═══ Supplied records

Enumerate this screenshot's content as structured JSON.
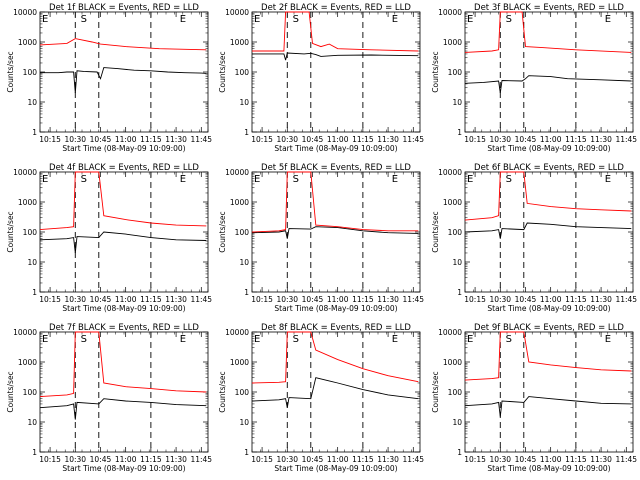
{
  "figure": {
    "background": "#ffffff",
    "axis_color": "#000000",
    "events_color": "#000000",
    "lld_color": "#ff0000",
    "x_tick_labels": [
      "10:15",
      "10:30",
      "10:45",
      "11:00",
      "11:15",
      "11:30",
      "11:45"
    ],
    "y_tick_labels": [
      "1",
      "10",
      "100",
      "1000",
      "10000"
    ],
    "ylabel": "Counts/sec",
    "xlabel": "Start Time (08-May-09 10:09:00)",
    "markers": [
      {
        "label": "E",
        "time_min": 0
      },
      {
        "label": "S",
        "time_min": 23
      },
      {
        "label": "E",
        "time_min": 82
      }
    ]
  },
  "chart_data": [
    {
      "type": "line",
      "title": "Det 1f BLACK = Events, RED = LLD",
      "xlabel": "Start Time (08-May-09 10:09:00)",
      "ylabel": "Counts/sec",
      "xlim": [
        "10:09",
        "11:49"
      ],
      "ylim": [
        1,
        10000
      ],
      "yscale": "log",
      "vlines": [
        "10:30",
        "10:44",
        "11:15"
      ],
      "series": [
        {
          "name": "Events",
          "color": "#000000",
          "points": [
            [
              "10:09",
              95
            ],
            [
              "10:20",
              95
            ],
            [
              "10:25",
              100
            ],
            [
              "10:29",
              100
            ],
            [
              "10:30",
              20
            ],
            [
              "10:31",
              110
            ],
            [
              "10:35",
              105
            ],
            [
              "10:43",
              100
            ],
            [
              "10:45",
              60
            ],
            [
              "10:47",
              140
            ],
            [
              "10:55",
              130
            ],
            [
              "11:05",
              115
            ],
            [
              "11:15",
              110
            ],
            [
              "11:25",
              100
            ],
            [
              "11:35",
              95
            ],
            [
              "11:45",
              92
            ],
            [
              "11:48",
              90
            ]
          ]
        },
        {
          "name": "LLD",
          "color": "#ff0000",
          "points": [
            [
              "10:09",
              800
            ],
            [
              "10:25",
              900
            ],
            [
              "10:30",
              1300
            ],
            [
              "10:40",
              1000
            ],
            [
              "10:45",
              850
            ],
            [
              "11:00",
              700
            ],
            [
              "11:20",
              600
            ],
            [
              "11:48",
              550
            ]
          ]
        }
      ]
    },
    {
      "type": "line",
      "title": "Det 2f BLACK = Events, RED = LLD",
      "xlabel": "Start Time (08-May-09 10:09:00)",
      "ylabel": "Counts/sec",
      "xlim": [
        "10:09",
        "11:49"
      ],
      "ylim": [
        1,
        10000
      ],
      "yscale": "log",
      "vlines": [
        "10:30",
        "10:44",
        "11:15"
      ],
      "series": [
        {
          "name": "Events",
          "color": "#000000",
          "points": [
            [
              "10:09",
              400
            ],
            [
              "10:28",
              400
            ],
            [
              "10:29",
              250
            ],
            [
              "10:30",
              430
            ],
            [
              "10:40",
              400
            ],
            [
              "10:44",
              420
            ],
            [
              "10:47",
              380
            ],
            [
              "10:50",
              330
            ],
            [
              "11:00",
              360
            ],
            [
              "11:20",
              370
            ],
            [
              "11:48",
              350
            ]
          ]
        },
        {
          "name": "LLD",
          "color": "#ff0000",
          "points": [
            [
              "10:09",
              500
            ],
            [
              "10:28",
              500
            ],
            [
              "10:29",
              10000
            ],
            [
              "10:43",
              10000
            ],
            [
              "10:45",
              900
            ],
            [
              "10:50",
              700
            ],
            [
              "10:55",
              850
            ],
            [
              "11:00",
              600
            ],
            [
              "11:20",
              550
            ],
            [
              "11:48",
              500
            ]
          ]
        }
      ]
    },
    {
      "type": "line",
      "title": "Det 3f BLACK = Events, RED = LLD",
      "xlabel": "Start Time (08-May-09 10:09:00)",
      "ylabel": "Counts/sec",
      "xlim": [
        "10:09",
        "11:49"
      ],
      "ylim": [
        1,
        10000
      ],
      "yscale": "log",
      "vlines": [
        "10:30",
        "10:44",
        "11:15"
      ],
      "series": [
        {
          "name": "Events",
          "color": "#000000",
          "points": [
            [
              "10:09",
              42
            ],
            [
              "10:20",
              45
            ],
            [
              "10:29",
              50
            ],
            [
              "10:30",
              20
            ],
            [
              "10:31",
              52
            ],
            [
              "10:43",
              50
            ],
            [
              "10:45",
              60
            ],
            [
              "10:47",
              75
            ],
            [
              "11:00",
              70
            ],
            [
              "11:10",
              60
            ],
            [
              "11:30",
              55
            ],
            [
              "11:48",
              50
            ]
          ]
        },
        {
          "name": "LLD",
          "color": "#ff0000",
          "points": [
            [
              "10:09",
              450
            ],
            [
              "10:25",
              500
            ],
            [
              "10:29",
              550
            ],
            [
              "10:30",
              10000
            ],
            [
              "10:43",
              10000
            ],
            [
              "10:45",
              700
            ],
            [
              "10:55",
              650
            ],
            [
              "11:15",
              550
            ],
            [
              "11:48",
              450
            ]
          ]
        }
      ]
    },
    {
      "type": "line",
      "title": "Det 4f BLACK = Events, RED = LLD",
      "xlabel": "Start Time (08-May-09 10:09:00)",
      "ylabel": "Counts/sec",
      "xlim": [
        "10:09",
        "11:49"
      ],
      "ylim": [
        1,
        10000
      ],
      "yscale": "log",
      "vlines": [
        "10:30",
        "10:44",
        "11:15"
      ],
      "series": [
        {
          "name": "Events",
          "color": "#000000",
          "points": [
            [
              "10:09",
              55
            ],
            [
              "10:25",
              60
            ],
            [
              "10:29",
              65
            ],
            [
              "10:30",
              20
            ],
            [
              "10:31",
              70
            ],
            [
              "10:44",
              65
            ],
            [
              "10:47",
              100
            ],
            [
              "11:00",
              85
            ],
            [
              "11:15",
              65
            ],
            [
              "11:30",
              55
            ],
            [
              "11:48",
              52
            ]
          ]
        },
        {
          "name": "LLD",
          "color": "#ff0000",
          "points": [
            [
              "10:09",
              120
            ],
            [
              "10:25",
              140
            ],
            [
              "10:29",
              150
            ],
            [
              "10:30",
              10000
            ],
            [
              "10:44",
              10000
            ],
            [
              "10:47",
              350
            ],
            [
              "11:00",
              260
            ],
            [
              "11:15",
              200
            ],
            [
              "11:30",
              170
            ],
            [
              "11:48",
              160
            ]
          ]
        }
      ]
    },
    {
      "type": "line",
      "title": "Det 5f BLACK = Events, RED = LLD",
      "xlabel": "Start Time (08-May-09 10:09:00)",
      "ylabel": "Counts/sec",
      "xlim": [
        "10:09",
        "11:49"
      ],
      "ylim": [
        1,
        10000
      ],
      "yscale": "log",
      "vlines": [
        "10:30",
        "10:44",
        "11:15"
      ],
      "series": [
        {
          "name": "Events",
          "color": "#000000",
          "points": [
            [
              "10:09",
              95
            ],
            [
              "10:25",
              100
            ],
            [
              "10:29",
              110
            ],
            [
              "10:30",
              60
            ],
            [
              "10:31",
              130
            ],
            [
              "10:44",
              125
            ],
            [
              "10:47",
              150
            ],
            [
              "11:00",
              140
            ],
            [
              "11:15",
              110
            ],
            [
              "11:30",
              95
            ],
            [
              "11:48",
              90
            ]
          ]
        },
        {
          "name": "LLD",
          "color": "#ff0000",
          "points": [
            [
              "10:09",
              100
            ],
            [
              "10:25",
              110
            ],
            [
              "10:29",
              120
            ],
            [
              "10:30",
              10000
            ],
            [
              "10:44",
              10000
            ],
            [
              "10:47",
              170
            ],
            [
              "11:00",
              150
            ],
            [
              "11:15",
              120
            ],
            [
              "11:30",
              110
            ],
            [
              "11:48",
              110
            ]
          ]
        }
      ]
    },
    {
      "type": "line",
      "title": "Det 6f BLACK = Events, RED = LLD",
      "xlabel": "Start Time (08-May-09 10:09:00)",
      "ylabel": "Counts/sec",
      "xlim": [
        "10:09",
        "11:49"
      ],
      "ylim": [
        1,
        10000
      ],
      "yscale": "log",
      "vlines": [
        "10:30",
        "10:44",
        "11:15"
      ],
      "series": [
        {
          "name": "Events",
          "color": "#000000",
          "points": [
            [
              "10:09",
              100
            ],
            [
              "10:25",
              110
            ],
            [
              "10:29",
              120
            ],
            [
              "10:30",
              60
            ],
            [
              "10:31",
              130
            ],
            [
              "10:44",
              120
            ],
            [
              "10:46",
              200
            ],
            [
              "11:00",
              180
            ],
            [
              "11:15",
              150
            ],
            [
              "11:30",
              140
            ],
            [
              "11:48",
              130
            ]
          ]
        },
        {
          "name": "LLD",
          "color": "#ff0000",
          "points": [
            [
              "10:09",
              250
            ],
            [
              "10:25",
              300
            ],
            [
              "10:29",
              350
            ],
            [
              "10:30",
              10000
            ],
            [
              "10:44",
              10000
            ],
            [
              "10:46",
              900
            ],
            [
              "11:00",
              700
            ],
            [
              "11:15",
              600
            ],
            [
              "11:30",
              550
            ],
            [
              "11:48",
              500
            ]
          ]
        }
      ]
    },
    {
      "type": "line",
      "title": "Det 7f BLACK = Events, RED = LLD",
      "xlabel": "Start Time (08-May-09 10:09:00)",
      "ylabel": "Counts/sec",
      "xlim": [
        "10:09",
        "11:49"
      ],
      "ylim": [
        1,
        10000
      ],
      "yscale": "log",
      "vlines": [
        "10:30",
        "10:44",
        "11:15"
      ],
      "series": [
        {
          "name": "Events",
          "color": "#000000",
          "points": [
            [
              "10:09",
              30
            ],
            [
              "10:25",
              35
            ],
            [
              "10:29",
              40
            ],
            [
              "10:30",
              12
            ],
            [
              "10:31",
              45
            ],
            [
              "10:44",
              40
            ],
            [
              "10:47",
              60
            ],
            [
              "11:00",
              50
            ],
            [
              "11:15",
              45
            ],
            [
              "11:30",
              38
            ],
            [
              "11:48",
              35
            ]
          ]
        },
        {
          "name": "LLD",
          "color": "#ff0000",
          "points": [
            [
              "10:09",
              70
            ],
            [
              "10:25",
              80
            ],
            [
              "10:29",
              90
            ],
            [
              "10:30",
              10000
            ],
            [
              "10:44",
              10000
            ],
            [
              "10:47",
              200
            ],
            [
              "11:00",
              150
            ],
            [
              "11:15",
              130
            ],
            [
              "11:30",
              110
            ],
            [
              "11:48",
              100
            ]
          ]
        }
      ]
    },
    {
      "type": "line",
      "title": "Det 8f BLACK = Events, RED = LLD",
      "xlabel": "Start Time (08-May-09 10:09:00)",
      "ylabel": "Counts/sec",
      "xlim": [
        "10:09",
        "11:49"
      ],
      "ylim": [
        1,
        10000
      ],
      "yscale": "log",
      "vlines": [
        "10:30",
        "10:44",
        "11:15"
      ],
      "series": [
        {
          "name": "Events",
          "color": "#000000",
          "points": [
            [
              "10:09",
              50
            ],
            [
              "10:25",
              55
            ],
            [
              "10:29",
              60
            ],
            [
              "10:30",
              30
            ],
            [
              "10:31",
              65
            ],
            [
              "10:44",
              60
            ],
            [
              "10:47",
              300
            ],
            [
              "11:00",
              200
            ],
            [
              "11:15",
              120
            ],
            [
              "11:30",
              80
            ],
            [
              "11:48",
              60
            ]
          ]
        },
        {
          "name": "LLD",
          "color": "#ff0000",
          "points": [
            [
              "10:09",
              200
            ],
            [
              "10:25",
              210
            ],
            [
              "10:29",
              220
            ],
            [
              "10:30",
              10000
            ],
            [
              "10:44",
              10000
            ],
            [
              "10:47",
              2500
            ],
            [
              "11:00",
              1200
            ],
            [
              "11:15",
              600
            ],
            [
              "11:30",
              350
            ],
            [
              "11:48",
              220
            ]
          ]
        }
      ]
    },
    {
      "type": "line",
      "title": "Det 9f BLACK = Events, RED = LLD",
      "xlabel": "Start Time (08-May-09 10:09:00)",
      "ylabel": "Counts/sec",
      "xlim": [
        "10:09",
        "11:49"
      ],
      "ylim": [
        1,
        10000
      ],
      "yscale": "log",
      "vlines": [
        "10:30",
        "10:44",
        "11:15"
      ],
      "series": [
        {
          "name": "Events",
          "color": "#000000",
          "points": [
            [
              "10:09",
              35
            ],
            [
              "10:25",
              40
            ],
            [
              "10:29",
              45
            ],
            [
              "10:30",
              15
            ],
            [
              "10:31",
              50
            ],
            [
              "10:44",
              45
            ],
            [
              "10:47",
              70
            ],
            [
              "11:00",
              60
            ],
            [
              "11:15",
              50
            ],
            [
              "11:30",
              42
            ],
            [
              "11:48",
              40
            ]
          ]
        },
        {
          "name": "LLD",
          "color": "#ff0000",
          "points": [
            [
              "10:09",
              250
            ],
            [
              "10:25",
              280
            ],
            [
              "10:29",
              300
            ],
            [
              "10:30",
              10000
            ],
            [
              "10:44",
              10000
            ],
            [
              "10:47",
              1000
            ],
            [
              "11:00",
              800
            ],
            [
              "11:15",
              650
            ],
            [
              "11:30",
              550
            ],
            [
              "11:48",
              500
            ]
          ]
        }
      ]
    }
  ]
}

══════

▶ Task
Return every line above that contains the word "BLACK".

▶ Solution
      "title": "Det 1f BLACK = Events, RED = LLD",
      "title": "Det 2f BLACK = Events, RED = LLD",
      "title": "Det 3f BLACK = Events, RED = LLD",
      "title": "Det 4f BLACK = Events, RED = LLD",
      "title": "Det 5f BLACK = Events, RED = LLD",
      "title": "Det 6f BLACK = Events, RED = LLD",
      "title": "Det 7f BLACK = Events, RED = LLD",
      "title": "Det 8f BLACK = Events, RED = LLD",
      "title": "Det 9f BLACK = Events, RED = LLD",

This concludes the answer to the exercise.